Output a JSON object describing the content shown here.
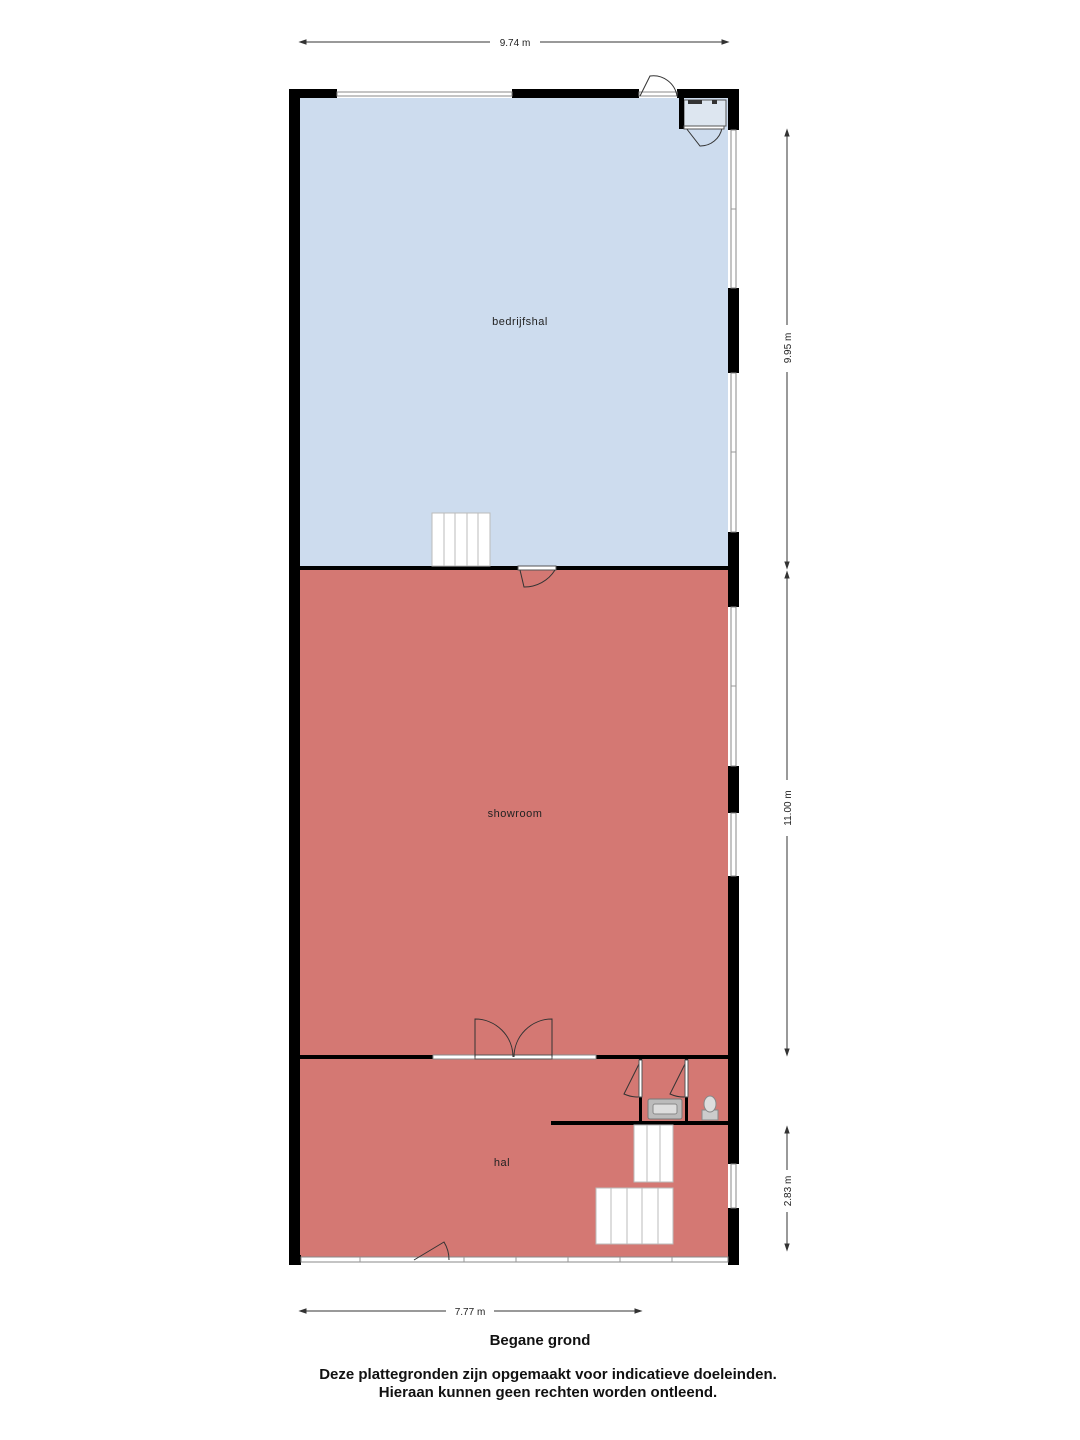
{
  "colors": {
    "bedrijfshal_fill": "#cddcee",
    "showroom_fill": "#d47873",
    "hal_fill": "#d47873",
    "wall": "#000000",
    "dimension_line": "#333333"
  },
  "rooms": {
    "bedrijfshal": "bedrijfshal",
    "showroom": "showroom",
    "hal": "hal"
  },
  "dimensions": {
    "top_width": "9.74 m",
    "bottom_width": "7.77 m",
    "right_upper": "9.95 m",
    "right_middle": "11.00 m",
    "right_lower": "2.83 m"
  },
  "floor_title": "Begane grond",
  "disclaimer": {
    "line1": "Deze plattegronden zijn opgemaakt voor indicatieve doeleinden.",
    "line2": "Hieraan kunnen geen rechten worden ontleend."
  }
}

=====

Short exercise: Output, exactly, all the records above; include no pictures.

Result of the task:
Output a JSON object describing the content shown here.
{
  "colors": {
    "bedrijfshal_fill": "#cddcee",
    "showroom_fill": "#d47873",
    "hal_fill": "#d47873",
    "wall": "#000000",
    "dimension_line": "#333333"
  },
  "rooms": {
    "bedrijfshal": "bedrijfshal",
    "showroom": "showroom",
    "hal": "hal"
  },
  "dimensions": {
    "top_width": "9.74 m",
    "bottom_width": "7.77 m",
    "right_upper": "9.95 m",
    "right_middle": "11.00 m",
    "right_lower": "2.83 m"
  },
  "floor_title": "Begane grond",
  "disclaimer": {
    "line1": "Deze plattegronden zijn opgemaakt voor indicatieve doeleinden.",
    "line2": "Hieraan kunnen geen rechten worden ontleend."
  }
}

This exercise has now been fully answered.